_Given problem_
Answer with a single number: the count of lines that hold "JSON".

(Saved entries)

------------------------------------

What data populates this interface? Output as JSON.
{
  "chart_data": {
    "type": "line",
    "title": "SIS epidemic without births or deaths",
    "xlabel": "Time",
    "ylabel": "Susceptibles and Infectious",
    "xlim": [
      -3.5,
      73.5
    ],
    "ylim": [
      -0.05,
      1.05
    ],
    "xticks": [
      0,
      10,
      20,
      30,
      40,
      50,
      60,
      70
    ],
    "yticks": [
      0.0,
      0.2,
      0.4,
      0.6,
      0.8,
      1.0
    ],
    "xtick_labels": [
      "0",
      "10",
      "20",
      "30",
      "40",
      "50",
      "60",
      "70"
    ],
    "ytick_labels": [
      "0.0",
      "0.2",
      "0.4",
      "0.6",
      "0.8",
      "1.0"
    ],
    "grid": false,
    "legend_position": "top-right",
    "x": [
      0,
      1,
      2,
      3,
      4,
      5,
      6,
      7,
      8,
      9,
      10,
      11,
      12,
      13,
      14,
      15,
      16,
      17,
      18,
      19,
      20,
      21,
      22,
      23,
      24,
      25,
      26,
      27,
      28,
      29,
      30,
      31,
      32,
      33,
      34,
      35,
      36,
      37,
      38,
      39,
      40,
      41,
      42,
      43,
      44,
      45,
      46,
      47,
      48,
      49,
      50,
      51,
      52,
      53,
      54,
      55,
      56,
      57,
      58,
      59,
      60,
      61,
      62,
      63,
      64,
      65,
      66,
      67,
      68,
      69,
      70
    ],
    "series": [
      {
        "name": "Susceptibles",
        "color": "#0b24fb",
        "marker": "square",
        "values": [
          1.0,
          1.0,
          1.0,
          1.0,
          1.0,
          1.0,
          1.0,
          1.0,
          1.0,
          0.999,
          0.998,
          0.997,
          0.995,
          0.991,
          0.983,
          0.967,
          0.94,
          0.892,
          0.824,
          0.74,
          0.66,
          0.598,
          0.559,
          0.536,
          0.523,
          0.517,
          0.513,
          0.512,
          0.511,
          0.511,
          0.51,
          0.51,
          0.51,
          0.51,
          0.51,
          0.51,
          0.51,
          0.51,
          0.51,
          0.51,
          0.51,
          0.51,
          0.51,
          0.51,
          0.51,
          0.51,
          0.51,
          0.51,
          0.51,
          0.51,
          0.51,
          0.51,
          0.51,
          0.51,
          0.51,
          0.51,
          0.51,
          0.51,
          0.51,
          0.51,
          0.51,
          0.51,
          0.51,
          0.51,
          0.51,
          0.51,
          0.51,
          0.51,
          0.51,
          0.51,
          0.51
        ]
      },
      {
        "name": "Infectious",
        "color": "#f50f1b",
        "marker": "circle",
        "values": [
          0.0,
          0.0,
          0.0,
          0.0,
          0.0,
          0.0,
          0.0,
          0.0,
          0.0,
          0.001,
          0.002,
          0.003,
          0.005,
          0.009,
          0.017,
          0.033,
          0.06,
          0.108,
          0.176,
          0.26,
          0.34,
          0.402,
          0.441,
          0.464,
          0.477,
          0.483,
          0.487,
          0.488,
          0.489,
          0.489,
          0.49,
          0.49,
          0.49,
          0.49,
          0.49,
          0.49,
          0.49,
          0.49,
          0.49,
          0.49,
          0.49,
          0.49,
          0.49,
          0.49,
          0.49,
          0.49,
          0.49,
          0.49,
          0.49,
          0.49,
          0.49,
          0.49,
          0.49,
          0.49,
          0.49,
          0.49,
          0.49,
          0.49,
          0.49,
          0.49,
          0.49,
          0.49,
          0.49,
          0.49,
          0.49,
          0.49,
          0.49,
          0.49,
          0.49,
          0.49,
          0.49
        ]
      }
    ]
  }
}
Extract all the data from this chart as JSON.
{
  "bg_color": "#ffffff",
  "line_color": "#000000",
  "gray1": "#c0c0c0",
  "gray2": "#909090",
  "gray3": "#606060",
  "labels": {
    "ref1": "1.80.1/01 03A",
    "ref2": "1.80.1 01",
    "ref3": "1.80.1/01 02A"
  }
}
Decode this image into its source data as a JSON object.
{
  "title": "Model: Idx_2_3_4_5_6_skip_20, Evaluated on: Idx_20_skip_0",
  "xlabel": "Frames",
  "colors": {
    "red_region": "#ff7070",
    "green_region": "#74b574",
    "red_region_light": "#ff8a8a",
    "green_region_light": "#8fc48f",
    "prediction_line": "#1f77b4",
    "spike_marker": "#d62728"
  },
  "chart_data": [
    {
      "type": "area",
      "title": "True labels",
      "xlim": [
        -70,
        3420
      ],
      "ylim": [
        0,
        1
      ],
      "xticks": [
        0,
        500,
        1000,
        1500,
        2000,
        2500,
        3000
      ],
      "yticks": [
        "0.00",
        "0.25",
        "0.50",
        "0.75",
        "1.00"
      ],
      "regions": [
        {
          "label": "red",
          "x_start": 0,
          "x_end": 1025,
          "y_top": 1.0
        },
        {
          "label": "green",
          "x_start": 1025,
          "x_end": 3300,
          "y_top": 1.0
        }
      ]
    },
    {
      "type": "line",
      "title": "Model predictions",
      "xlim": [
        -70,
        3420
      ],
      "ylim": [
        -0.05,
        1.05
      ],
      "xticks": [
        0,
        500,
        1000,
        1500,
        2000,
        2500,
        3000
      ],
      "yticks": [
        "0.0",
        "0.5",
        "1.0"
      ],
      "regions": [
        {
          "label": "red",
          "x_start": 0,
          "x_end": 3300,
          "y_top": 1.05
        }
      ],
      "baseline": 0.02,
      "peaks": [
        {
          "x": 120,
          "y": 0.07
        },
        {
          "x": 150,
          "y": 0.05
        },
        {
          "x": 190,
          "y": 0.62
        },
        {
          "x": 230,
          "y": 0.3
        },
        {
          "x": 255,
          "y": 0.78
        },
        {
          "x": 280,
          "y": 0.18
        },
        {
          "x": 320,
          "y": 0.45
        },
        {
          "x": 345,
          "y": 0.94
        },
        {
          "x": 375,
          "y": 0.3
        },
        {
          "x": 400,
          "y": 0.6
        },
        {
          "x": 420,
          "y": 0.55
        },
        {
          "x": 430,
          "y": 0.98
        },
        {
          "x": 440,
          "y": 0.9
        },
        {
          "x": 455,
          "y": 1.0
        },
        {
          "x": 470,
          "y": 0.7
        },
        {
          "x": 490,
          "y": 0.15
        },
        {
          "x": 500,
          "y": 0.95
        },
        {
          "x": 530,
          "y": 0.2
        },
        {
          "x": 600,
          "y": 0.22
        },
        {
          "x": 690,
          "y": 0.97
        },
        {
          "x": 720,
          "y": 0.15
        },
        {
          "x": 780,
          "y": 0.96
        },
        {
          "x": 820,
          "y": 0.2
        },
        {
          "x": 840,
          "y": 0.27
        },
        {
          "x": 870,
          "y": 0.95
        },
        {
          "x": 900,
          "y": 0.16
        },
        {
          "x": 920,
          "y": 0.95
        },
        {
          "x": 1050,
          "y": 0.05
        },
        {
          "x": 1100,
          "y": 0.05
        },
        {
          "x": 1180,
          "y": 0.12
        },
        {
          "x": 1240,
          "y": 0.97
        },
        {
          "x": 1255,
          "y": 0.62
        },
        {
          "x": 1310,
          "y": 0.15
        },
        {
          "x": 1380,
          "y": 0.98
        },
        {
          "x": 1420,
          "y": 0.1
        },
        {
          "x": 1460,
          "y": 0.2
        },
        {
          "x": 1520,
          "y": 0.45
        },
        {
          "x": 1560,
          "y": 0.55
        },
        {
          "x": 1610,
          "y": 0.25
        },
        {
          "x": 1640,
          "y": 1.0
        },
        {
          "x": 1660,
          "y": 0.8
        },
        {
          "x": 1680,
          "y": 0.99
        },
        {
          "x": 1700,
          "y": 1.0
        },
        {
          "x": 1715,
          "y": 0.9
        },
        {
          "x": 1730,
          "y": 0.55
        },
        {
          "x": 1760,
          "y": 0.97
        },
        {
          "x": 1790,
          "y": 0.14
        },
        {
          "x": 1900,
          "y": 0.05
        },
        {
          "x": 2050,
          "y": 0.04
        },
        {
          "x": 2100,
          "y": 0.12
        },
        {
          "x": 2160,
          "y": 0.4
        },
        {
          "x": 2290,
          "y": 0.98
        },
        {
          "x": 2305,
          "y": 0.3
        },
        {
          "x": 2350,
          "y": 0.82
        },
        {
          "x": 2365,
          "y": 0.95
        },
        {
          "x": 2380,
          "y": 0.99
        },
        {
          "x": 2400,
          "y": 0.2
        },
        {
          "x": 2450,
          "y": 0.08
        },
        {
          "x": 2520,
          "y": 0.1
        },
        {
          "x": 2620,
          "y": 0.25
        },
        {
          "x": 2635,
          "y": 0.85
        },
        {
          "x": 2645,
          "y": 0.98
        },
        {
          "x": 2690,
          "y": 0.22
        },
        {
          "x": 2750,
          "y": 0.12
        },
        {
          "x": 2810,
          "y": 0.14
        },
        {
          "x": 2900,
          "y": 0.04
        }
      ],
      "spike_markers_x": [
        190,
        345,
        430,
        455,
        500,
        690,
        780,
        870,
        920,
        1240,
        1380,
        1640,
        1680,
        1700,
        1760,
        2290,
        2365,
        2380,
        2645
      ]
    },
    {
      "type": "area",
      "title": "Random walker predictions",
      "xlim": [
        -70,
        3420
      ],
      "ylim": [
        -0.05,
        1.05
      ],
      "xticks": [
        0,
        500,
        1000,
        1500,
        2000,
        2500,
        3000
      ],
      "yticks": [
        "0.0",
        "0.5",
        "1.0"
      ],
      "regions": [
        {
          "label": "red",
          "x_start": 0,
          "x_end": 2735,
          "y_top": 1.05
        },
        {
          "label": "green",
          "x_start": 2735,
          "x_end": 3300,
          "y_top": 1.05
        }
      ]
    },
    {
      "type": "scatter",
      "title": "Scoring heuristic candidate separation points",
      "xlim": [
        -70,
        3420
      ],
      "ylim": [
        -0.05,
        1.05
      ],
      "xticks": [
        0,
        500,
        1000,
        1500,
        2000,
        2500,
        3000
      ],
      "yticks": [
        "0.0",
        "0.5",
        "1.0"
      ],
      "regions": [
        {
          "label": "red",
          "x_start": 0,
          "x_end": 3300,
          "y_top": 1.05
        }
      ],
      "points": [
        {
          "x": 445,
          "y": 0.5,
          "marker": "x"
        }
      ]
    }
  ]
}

------------------------------------

_Solution for this problem_
3